→ STATED TASK: Copy out all lines of the records in which the word "each" appears.

(Dataset entries)
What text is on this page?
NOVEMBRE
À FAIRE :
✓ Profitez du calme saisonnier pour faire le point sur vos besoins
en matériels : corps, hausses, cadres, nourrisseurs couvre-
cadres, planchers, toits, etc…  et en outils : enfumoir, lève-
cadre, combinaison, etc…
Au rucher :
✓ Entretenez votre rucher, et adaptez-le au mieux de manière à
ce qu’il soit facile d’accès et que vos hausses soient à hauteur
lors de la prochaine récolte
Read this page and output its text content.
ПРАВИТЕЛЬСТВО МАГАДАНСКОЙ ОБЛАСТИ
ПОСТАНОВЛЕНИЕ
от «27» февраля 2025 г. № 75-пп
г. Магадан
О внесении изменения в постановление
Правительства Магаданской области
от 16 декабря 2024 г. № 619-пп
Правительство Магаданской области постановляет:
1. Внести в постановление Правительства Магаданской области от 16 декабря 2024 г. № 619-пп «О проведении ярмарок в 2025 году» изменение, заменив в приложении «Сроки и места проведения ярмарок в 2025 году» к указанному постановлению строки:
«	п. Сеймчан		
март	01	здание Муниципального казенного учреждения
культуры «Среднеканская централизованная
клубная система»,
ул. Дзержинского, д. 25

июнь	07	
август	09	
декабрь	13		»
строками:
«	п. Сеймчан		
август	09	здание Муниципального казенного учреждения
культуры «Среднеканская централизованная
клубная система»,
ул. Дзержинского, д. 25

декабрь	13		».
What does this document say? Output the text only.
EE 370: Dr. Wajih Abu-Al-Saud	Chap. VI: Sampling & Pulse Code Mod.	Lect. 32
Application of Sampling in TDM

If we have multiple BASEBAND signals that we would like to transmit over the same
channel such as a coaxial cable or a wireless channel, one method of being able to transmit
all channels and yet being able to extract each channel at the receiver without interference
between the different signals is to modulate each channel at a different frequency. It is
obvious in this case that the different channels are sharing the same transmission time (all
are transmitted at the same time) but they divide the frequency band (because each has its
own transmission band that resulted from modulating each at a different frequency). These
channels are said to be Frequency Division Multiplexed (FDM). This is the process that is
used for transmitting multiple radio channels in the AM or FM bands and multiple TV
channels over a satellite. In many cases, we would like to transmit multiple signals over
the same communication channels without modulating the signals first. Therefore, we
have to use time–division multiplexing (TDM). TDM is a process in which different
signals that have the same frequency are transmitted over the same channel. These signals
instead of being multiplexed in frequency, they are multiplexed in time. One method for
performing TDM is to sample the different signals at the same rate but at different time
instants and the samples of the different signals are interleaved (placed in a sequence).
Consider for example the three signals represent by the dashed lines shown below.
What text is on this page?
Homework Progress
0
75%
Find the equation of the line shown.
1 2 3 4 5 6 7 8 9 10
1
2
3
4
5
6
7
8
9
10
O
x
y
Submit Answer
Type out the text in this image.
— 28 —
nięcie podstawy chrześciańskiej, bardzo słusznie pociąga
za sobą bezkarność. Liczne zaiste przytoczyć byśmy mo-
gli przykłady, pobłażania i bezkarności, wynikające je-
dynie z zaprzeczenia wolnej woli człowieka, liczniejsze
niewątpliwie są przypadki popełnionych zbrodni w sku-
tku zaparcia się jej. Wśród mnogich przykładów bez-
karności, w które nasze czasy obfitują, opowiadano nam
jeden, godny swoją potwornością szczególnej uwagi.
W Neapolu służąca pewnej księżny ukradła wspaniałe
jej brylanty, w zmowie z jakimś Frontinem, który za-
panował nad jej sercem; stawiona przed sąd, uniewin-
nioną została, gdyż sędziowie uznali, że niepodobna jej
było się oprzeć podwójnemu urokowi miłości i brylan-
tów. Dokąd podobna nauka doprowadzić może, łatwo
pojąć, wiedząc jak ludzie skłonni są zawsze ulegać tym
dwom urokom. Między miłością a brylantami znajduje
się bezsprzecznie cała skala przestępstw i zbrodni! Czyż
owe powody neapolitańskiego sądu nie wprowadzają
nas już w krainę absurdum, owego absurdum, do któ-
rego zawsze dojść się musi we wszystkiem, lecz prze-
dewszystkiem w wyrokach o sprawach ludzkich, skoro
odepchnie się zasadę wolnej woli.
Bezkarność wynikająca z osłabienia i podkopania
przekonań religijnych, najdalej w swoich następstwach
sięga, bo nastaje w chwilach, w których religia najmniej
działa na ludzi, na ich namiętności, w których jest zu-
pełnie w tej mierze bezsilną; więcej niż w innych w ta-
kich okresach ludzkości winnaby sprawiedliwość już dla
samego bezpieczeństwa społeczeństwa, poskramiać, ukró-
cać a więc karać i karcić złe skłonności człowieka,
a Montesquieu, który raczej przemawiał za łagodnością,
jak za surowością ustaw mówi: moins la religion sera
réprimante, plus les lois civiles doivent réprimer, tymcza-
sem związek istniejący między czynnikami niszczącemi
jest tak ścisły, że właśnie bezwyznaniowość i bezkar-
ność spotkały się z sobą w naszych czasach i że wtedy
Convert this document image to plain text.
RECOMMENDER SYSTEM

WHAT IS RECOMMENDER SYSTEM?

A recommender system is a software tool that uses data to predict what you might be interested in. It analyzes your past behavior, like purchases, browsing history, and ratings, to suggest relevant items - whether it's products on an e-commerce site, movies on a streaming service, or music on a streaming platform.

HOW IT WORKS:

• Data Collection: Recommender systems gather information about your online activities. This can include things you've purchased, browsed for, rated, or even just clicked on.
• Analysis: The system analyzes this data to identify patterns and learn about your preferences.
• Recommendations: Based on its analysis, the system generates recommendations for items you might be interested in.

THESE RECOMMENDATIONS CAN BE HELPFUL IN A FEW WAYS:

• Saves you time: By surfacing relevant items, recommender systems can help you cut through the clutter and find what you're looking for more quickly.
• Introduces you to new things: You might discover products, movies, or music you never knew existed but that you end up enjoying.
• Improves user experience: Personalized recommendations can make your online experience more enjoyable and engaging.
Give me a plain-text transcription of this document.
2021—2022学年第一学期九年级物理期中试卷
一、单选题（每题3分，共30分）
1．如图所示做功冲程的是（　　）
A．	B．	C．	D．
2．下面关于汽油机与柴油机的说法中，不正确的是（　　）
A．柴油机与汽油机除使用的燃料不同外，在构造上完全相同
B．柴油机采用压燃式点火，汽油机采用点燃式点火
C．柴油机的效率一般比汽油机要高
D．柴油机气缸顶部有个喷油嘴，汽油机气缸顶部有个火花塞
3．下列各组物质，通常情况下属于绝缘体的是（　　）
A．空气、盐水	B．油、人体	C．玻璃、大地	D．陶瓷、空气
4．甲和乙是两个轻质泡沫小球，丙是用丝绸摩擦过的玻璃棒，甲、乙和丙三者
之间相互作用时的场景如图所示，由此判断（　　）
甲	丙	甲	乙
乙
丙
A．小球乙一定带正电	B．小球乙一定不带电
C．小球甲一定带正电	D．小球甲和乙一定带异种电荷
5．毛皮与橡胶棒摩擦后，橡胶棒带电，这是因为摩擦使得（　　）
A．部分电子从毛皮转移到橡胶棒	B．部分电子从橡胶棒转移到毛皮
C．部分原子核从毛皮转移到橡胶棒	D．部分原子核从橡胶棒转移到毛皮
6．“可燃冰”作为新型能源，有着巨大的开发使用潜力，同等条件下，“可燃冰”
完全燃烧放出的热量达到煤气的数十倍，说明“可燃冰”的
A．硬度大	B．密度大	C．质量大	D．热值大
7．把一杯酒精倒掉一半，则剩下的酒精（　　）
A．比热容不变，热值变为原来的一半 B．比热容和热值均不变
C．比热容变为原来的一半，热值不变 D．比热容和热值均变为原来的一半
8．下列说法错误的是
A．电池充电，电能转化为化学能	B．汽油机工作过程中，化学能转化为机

→ FINAL ANSWER:
all channels and yet being able to extract each channel at the receiver without interference
between the different signals is to modulate each channel at a different frequency. It is
are transmitted at the same time) but they divide the frequency band (because each has its
own transmission band that resulted from modulating each at a different frequency). These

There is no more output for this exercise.